• _Exercise requirements_
Pictures in the records should not be copied, but every other part must be repeated exactly.

• _Input data_
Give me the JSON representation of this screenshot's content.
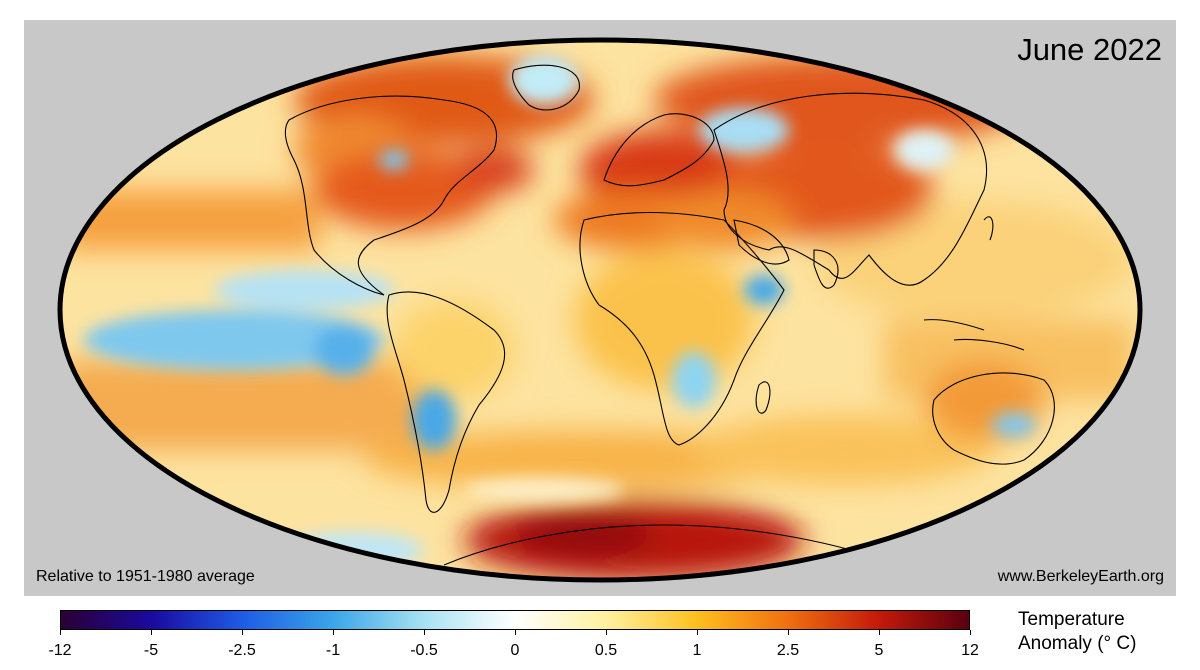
{
  "map": {
    "title": "June 2022",
    "note_left": "Relative to 1951-1980 average",
    "note_right": "www.BerkeleyEarth.org",
    "projection": "mollweide",
    "background_color": "#c8c8c8"
  },
  "legend": {
    "title_line1": "Temperature",
    "title_line2": "Anomaly (° C)",
    "ticks": [
      "-12",
      "-5",
      "-2.5",
      "-1",
      "-0.5",
      "0",
      "0.5",
      "1",
      "2.5",
      "5",
      "12"
    ],
    "colors": [
      "#2a0033",
      "#1a0aa0",
      "#1e5ce6",
      "#3aa6e8",
      "#a8e2f2",
      "#ffffff",
      "#fff1a0",
      "#ffc020",
      "#f07010",
      "#c41a0a",
      "#5a0010"
    ]
  }
}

• _Exercise answer_
Give me the JSON representation of this screenshot's content.
{
  "map": {
    "title": "June 2022",
    "note_left": "Relative to 1951-1980 average",
    "note_right": "www.BerkeleyEarth.org",
    "projection": "mollweide",
    "background_color": "#c8c8c8"
  },
  "legend": {
    "title_line1": "Temperature",
    "title_line2": "Anomaly (° C)",
    "ticks": [
      "-12",
      "-5",
      "-2.5",
      "-1",
      "-0.5",
      "0",
      "0.5",
      "1",
      "2.5",
      "5",
      "12"
    ],
    "colors": [
      "#2a0033",
      "#1a0aa0",
      "#1e5ce6",
      "#3aa6e8",
      "#a8e2f2",
      "#ffffff",
      "#fff1a0",
      "#ffc020",
      "#f07010",
      "#c41a0a",
      "#5a0010"
    ]
  }
}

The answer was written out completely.